[Dataset records]

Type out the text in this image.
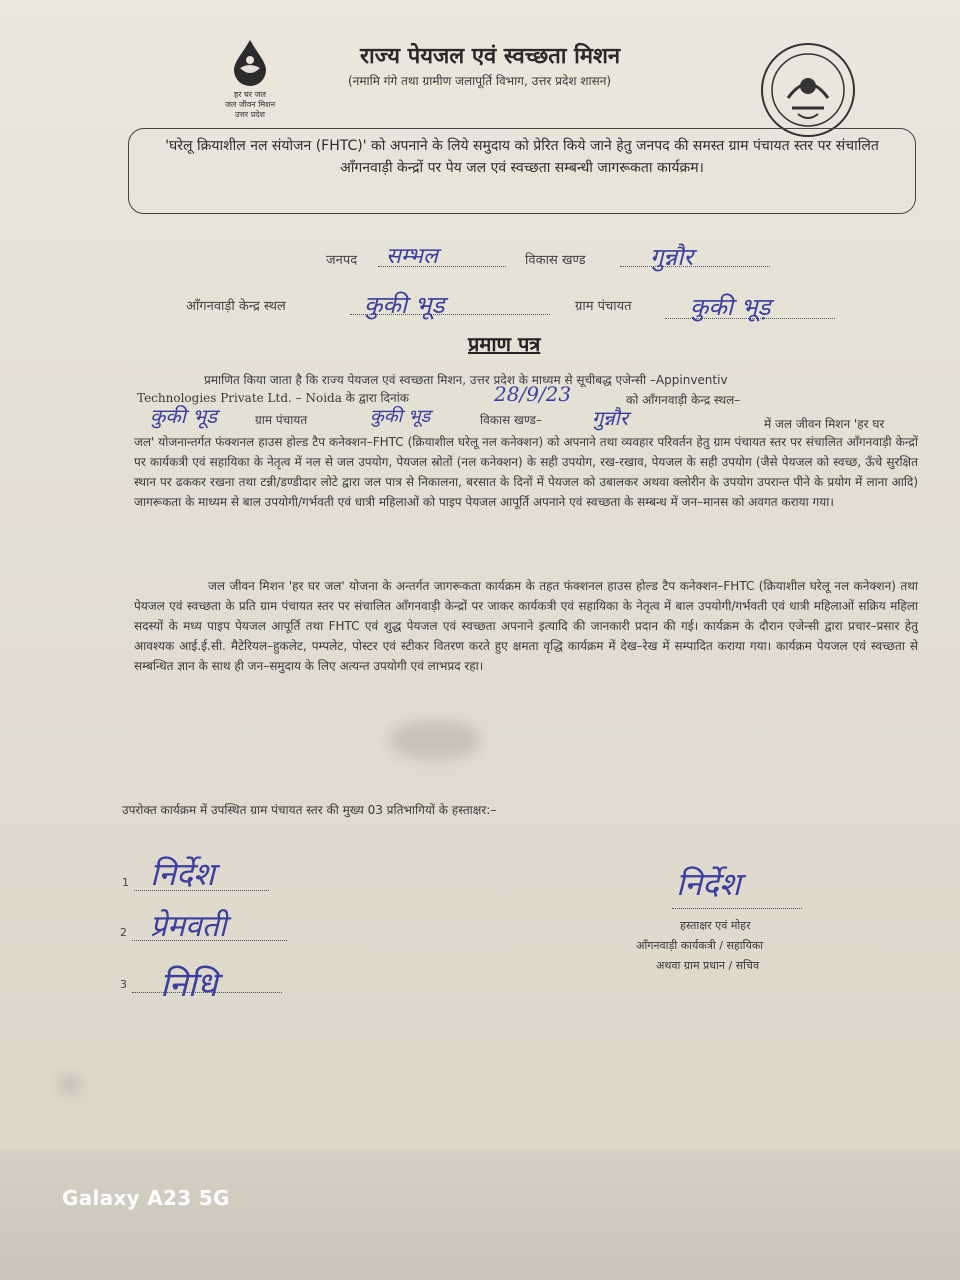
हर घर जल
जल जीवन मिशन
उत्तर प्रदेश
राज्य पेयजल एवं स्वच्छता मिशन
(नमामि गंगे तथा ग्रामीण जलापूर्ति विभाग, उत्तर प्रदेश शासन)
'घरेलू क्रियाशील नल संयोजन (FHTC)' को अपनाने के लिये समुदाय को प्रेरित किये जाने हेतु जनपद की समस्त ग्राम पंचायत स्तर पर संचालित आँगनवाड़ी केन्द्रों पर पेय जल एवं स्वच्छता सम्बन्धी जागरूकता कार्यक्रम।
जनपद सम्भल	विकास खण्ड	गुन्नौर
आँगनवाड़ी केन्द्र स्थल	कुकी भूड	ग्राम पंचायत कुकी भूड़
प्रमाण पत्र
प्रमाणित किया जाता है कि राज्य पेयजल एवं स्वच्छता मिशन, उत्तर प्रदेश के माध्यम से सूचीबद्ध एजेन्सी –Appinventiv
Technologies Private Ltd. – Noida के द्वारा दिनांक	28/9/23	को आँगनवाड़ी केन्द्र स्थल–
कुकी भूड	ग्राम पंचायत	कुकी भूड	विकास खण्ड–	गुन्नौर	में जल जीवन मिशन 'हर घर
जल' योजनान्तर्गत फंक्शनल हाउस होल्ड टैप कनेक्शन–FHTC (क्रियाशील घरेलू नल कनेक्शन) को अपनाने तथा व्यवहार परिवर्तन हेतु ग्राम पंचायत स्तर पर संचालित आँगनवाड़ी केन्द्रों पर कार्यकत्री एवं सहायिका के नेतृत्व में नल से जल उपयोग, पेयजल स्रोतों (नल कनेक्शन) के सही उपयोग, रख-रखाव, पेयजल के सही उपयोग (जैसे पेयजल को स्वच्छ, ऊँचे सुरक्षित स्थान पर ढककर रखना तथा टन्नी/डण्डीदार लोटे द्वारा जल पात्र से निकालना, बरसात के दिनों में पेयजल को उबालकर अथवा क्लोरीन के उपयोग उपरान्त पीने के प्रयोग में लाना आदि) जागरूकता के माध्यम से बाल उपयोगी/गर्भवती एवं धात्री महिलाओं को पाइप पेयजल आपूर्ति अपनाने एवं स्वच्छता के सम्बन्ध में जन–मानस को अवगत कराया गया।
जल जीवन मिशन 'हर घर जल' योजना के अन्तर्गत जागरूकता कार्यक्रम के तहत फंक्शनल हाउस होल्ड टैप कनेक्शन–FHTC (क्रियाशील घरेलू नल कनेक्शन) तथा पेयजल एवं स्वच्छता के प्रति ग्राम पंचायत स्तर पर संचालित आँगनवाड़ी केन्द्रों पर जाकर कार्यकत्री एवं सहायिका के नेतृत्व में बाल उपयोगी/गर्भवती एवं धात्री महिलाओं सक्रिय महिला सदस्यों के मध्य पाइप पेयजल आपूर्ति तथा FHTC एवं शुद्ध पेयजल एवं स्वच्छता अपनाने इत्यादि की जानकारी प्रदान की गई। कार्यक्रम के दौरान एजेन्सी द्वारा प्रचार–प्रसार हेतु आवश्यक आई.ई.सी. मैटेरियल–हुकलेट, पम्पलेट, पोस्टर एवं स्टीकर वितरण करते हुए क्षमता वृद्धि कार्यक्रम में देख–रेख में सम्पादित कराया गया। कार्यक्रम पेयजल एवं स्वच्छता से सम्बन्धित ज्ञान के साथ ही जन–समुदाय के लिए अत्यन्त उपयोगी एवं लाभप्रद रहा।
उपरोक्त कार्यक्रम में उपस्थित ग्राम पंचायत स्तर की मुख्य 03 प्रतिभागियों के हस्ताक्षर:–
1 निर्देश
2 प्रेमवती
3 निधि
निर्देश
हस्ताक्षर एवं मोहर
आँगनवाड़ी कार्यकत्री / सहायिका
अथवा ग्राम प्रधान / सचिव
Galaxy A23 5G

#### What you have to do:
Repeat the data exactly, dropping every picture it holds.

#### Written answer:
Type out the text in this image.
हर घर जल
जल जीवन मिशन
उत्तर प्रदेश
राज्य पेयजल एवं स्वच्छता मिशन
(नमामि गंगे तथा ग्रामीण जलापूर्ति विभाग, उत्तर प्रदेश शासन)
'घरेलू क्रियाशील नल संयोजन (FHTC)' को अपनाने के लिये समुदाय को प्रेरित किये जाने हेतु जनपद की समस्त ग्राम पंचायत स्तर पर संचालित आँगनवाड़ी केन्द्रों पर पेय जल एवं स्वच्छता सम्बन्धी जागरूकता कार्यक्रम।
जनपद सम्भल	विकास खण्ड	गुन्नौर
आँगनवाड़ी केन्द्र स्थल	कुकी भूड	ग्राम पंचायत कुकी भूड़
प्रमाण पत्र
प्रमाणित किया जाता है कि राज्य पेयजल एवं स्वच्छता मिशन, उत्तर प्रदेश के माध्यम से सूचीबद्ध एजेन्सी –Appinventiv
Technologies Private Ltd. – Noida के द्वारा दिनांक	28/9/23	को आँगनवाड़ी केन्द्र स्थल–
कुकी भूड	ग्राम पंचायत	कुकी भूड	विकास खण्ड–	गुन्नौर	में जल जीवन मिशन 'हर घर
जल' योजनान्तर्गत फंक्शनल हाउस होल्ड टैप कनेक्शन–FHTC (क्रियाशील घरेलू नल कनेक्शन) को अपनाने तथा व्यवहार परिवर्तन हेतु ग्राम पंचायत स्तर पर संचालित आँगनवाड़ी केन्द्रों पर कार्यकत्री एवं सहायिका के नेतृत्व में नल से जल उपयोग, पेयजल स्रोतों (नल कनेक्शन) के सही उपयोग, रख-रखाव, पेयजल के सही उपयोग (जैसे पेयजल को स्वच्छ, ऊँचे सुरक्षित स्थान पर ढककर रखना तथा टन्नी/डण्डीदार लोटे द्वारा जल पात्र से निकालना, बरसात के दिनों में पेयजल को उबालकर अथवा क्लोरीन के उपयोग उपरान्त पीने के प्रयोग में लाना आदि) जागरूकता के माध्यम से बाल उपयोगी/गर्भवती एवं धात्री महिलाओं को पाइप पेयजल आपूर्ति अपनाने एवं स्वच्छता के सम्बन्ध में जन–मानस को अवगत कराया गया।
जल जीवन मिशन 'हर घर जल' योजना के अन्तर्गत जागरूकता कार्यक्रम के तहत फंक्शनल हाउस होल्ड टैप कनेक्शन–FHTC (क्रियाशील घरेलू नल कनेक्शन) तथा पेयजल एवं स्वच्छता के प्रति ग्राम पंचायत स्तर पर संचालित आँगनवाड़ी केन्द्रों पर जाकर कार्यकत्री एवं सहायिका के नेतृत्व में बाल उपयोगी/गर्भवती एवं धात्री महिलाओं सक्रिय महिला सदस्यों के मध्य पाइप पेयजल आपूर्ति तथा FHTC एवं शुद्ध पेयजल एवं स्वच्छता अपनाने इत्यादि की जानकारी प्रदान की गई। कार्यक्रम के दौरान एजेन्सी द्वारा प्रचार–प्रसार हेतु आवश्यक आई.ई.सी. मैटेरियल–हुकलेट, पम्पलेट, पोस्टर एवं स्टीकर वितरण करते हुए क्षमता वृद्धि कार्यक्रम में देख–रेख में सम्पादित कराया गया। कार्यक्रम पेयजल एवं स्वच्छता से सम्बन्धित ज्ञान के साथ ही जन–समुदाय के लिए अत्यन्त उपयोगी एवं लाभप्रद रहा।
उपरोक्त कार्यक्रम में उपस्थित ग्राम पंचायत स्तर की मुख्य 03 प्रतिभागियों के हस्ताक्षर:–
1 निर्देश
2 प्रेमवती
3 निधि
निर्देश
हस्ताक्षर एवं मोहर
आँगनवाड़ी कार्यकत्री / सहायिका
अथवा ग्राम प्रधान / सचिव
Galaxy A23 5G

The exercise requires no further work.